[Stored records]
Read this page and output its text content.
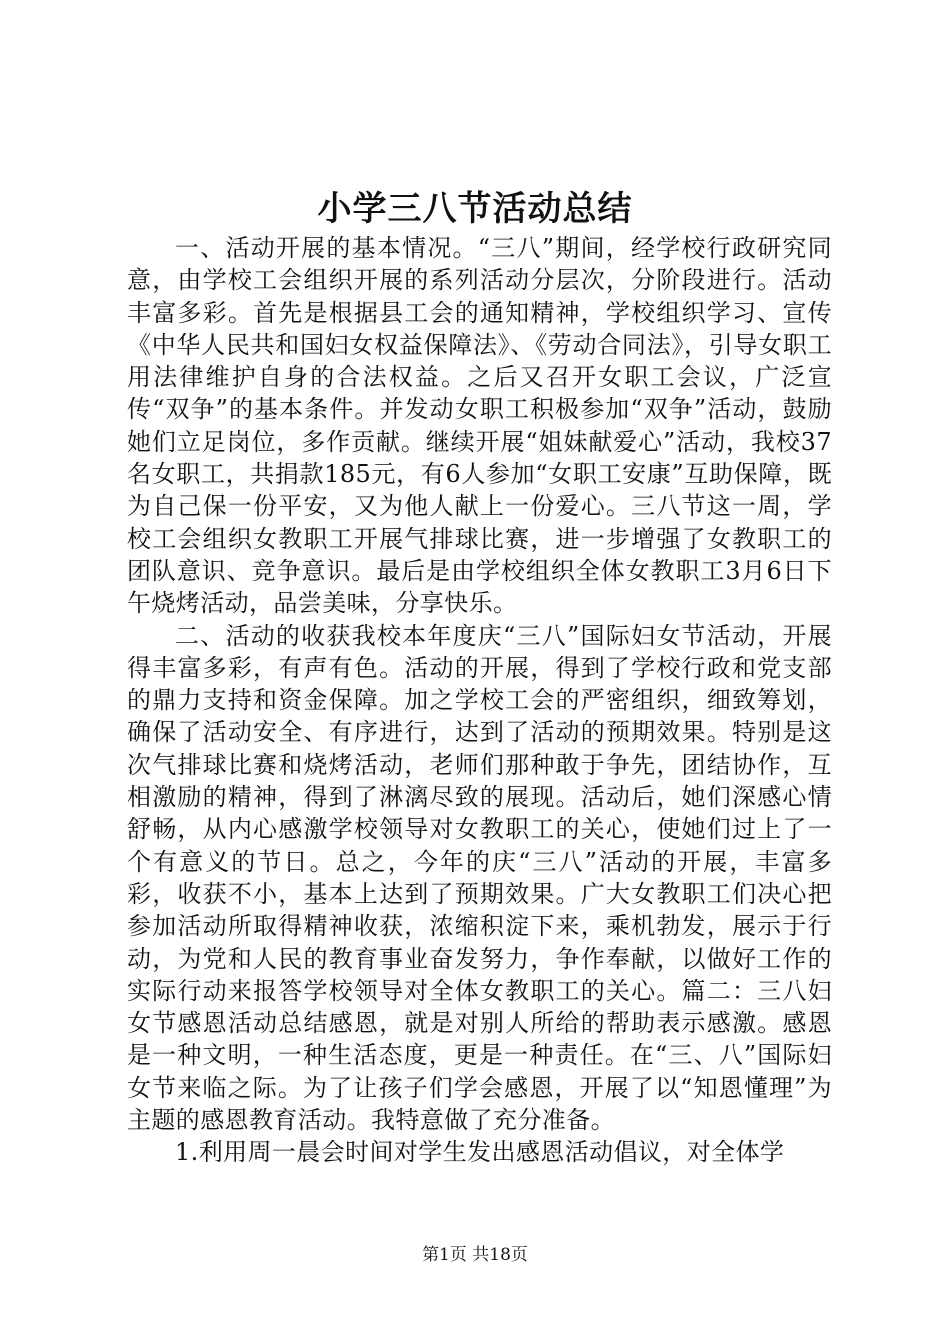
小学三八节活动总结

一、活动开展的基本情况。“三八”期间，经学校行政研究同意，由学校工会组织开展的系列活动分层次，分阶段进行。活动丰富多彩。首先是根据县工会的通知精神，学校组织学习、宣传《中华人民共和国妇女权益保障法》、《劳动合同法》，引导女职工用法律维护自身的合法权益。之后又召开女职工会议，广泛宣传“双争”的基本条件。并发动女职工积极参加“双争”活动，鼓励她们立足岗位，多作贡献。继续开展“姐妹献爱心”活动，我校37名女职工，共捐款185元，有6人参加“女职工安康”互助保障，既为自己保一份平安，又为他人献上一份爱心。三八节这一周，学校工会组织女教职工开展气排球比赛，进一步增强了女教职工的团队意识、竞争意识。最后是由学校组织全体女教职工3月6日下午烧烤活动，品尝美味，分享快乐。

二、活动的收获我校本年度庆“三八”国际妇女节活动，开展得丰富多彩，有声有色。活动的开展，得到了学校行政和党支部的鼎力支持和资金保障。加之学校工会的严密组织，细致筹划，确保了活动安全、有序进行，达到了活动的预期效果。特别是这次气排球比赛和烧烤活动，老师们那种敢于争先，团结协作，互相激励的精神，得到了淋漓尽致的展现。活动后，她们深感心情舒畅，从内心感激学校领导对女教职工的关心，使她们过上了一个有意义的节日。总之，今年的庆“三八”活动的开展，丰富多彩，收获不小，基本上达到了预期效果。广大女教职工们决心把参加活动所取得精神收获，浓缩积淀下来，乘机勃发，展示于行动，为党和人民的教育事业奋发努力，争作奉献，以做好工作的实际行动来报答学校领导对全体女教职工的关心。篇二：三八妇女节感恩活动总结感恩，就是对别人所给的帮助表示感激。感恩是一种文明，一种生活态度，更是一种责任。在“三、八”国际妇女节来临之际。为了让孩子们学会感恩，开展了以“知恩懂理”为主题的感恩教育活动。我特意做了充分准备。

1.利用周一晨会时间对学生发出感恩活动倡议，对全体学

第1页 共18页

Goal of the exercise >>
From the listing above, print every entry precisely and drop the pictures.

Task response >>
Read this page and output its text content.
小学三八节活动总结

一、活动开展的基本情况。“三八”期间，经学校行政研究同意，由学校工会组织开展的系列活动分层次，分阶段进行。活动丰富多彩。首先是根据县工会的通知精神，学校组织学习、宣传《中华人民共和国妇女权益保障法》、《劳动合同法》，引导女职工用法律维护自身的合法权益。之后又召开女职工会议，广泛宣传“双争”的基本条件。并发动女职工积极参加“双争”活动，鼓励她们立足岗位，多作贡献。继续开展“姐妹献爱心”活动，我校37名女职工，共捐款185元，有6人参加“女职工安康”互助保障，既为自己保一份平安，又为他人献上一份爱心。三八节这一周，学校工会组织女教职工开展气排球比赛，进一步增强了女教职工的团队意识、竞争意识。最后是由学校组织全体女教职工3月6日下午烧烤活动，品尝美味，分享快乐。

二、活动的收获我校本年度庆“三八”国际妇女节活动，开展得丰富多彩，有声有色。活动的开展，得到了学校行政和党支部的鼎力支持和资金保障。加之学校工会的严密组织，细致筹划，确保了活动安全、有序进行，达到了活动的预期效果。特别是这次气排球比赛和烧烤活动，老师们那种敢于争先，团结协作，互相激励的精神，得到了淋漓尽致的展现。活动后，她们深感心情舒畅，从内心感激学校领导对女教职工的关心，使她们过上了一个有意义的节日。总之，今年的庆“三八”活动的开展，丰富多彩，收获不小，基本上达到了预期效果。广大女教职工们决心把参加活动所取得精神收获，浓缩积淀下来，乘机勃发，展示于行动，为党和人民的教育事业奋发努力，争作奉献，以做好工作的实际行动来报答学校领导对全体女教职工的关心。篇二：三八妇女节感恩活动总结感恩，就是对别人所给的帮助表示感激。感恩是一种文明，一种生活态度，更是一种责任。在“三、八”国际妇女节来临之际。为了让孩子们学会感恩，开展了以“知恩懂理”为主题的感恩教育活动。我特意做了充分准备。

1.利用周一晨会时间对学生发出感恩活动倡议，对全体学

第1页 共18页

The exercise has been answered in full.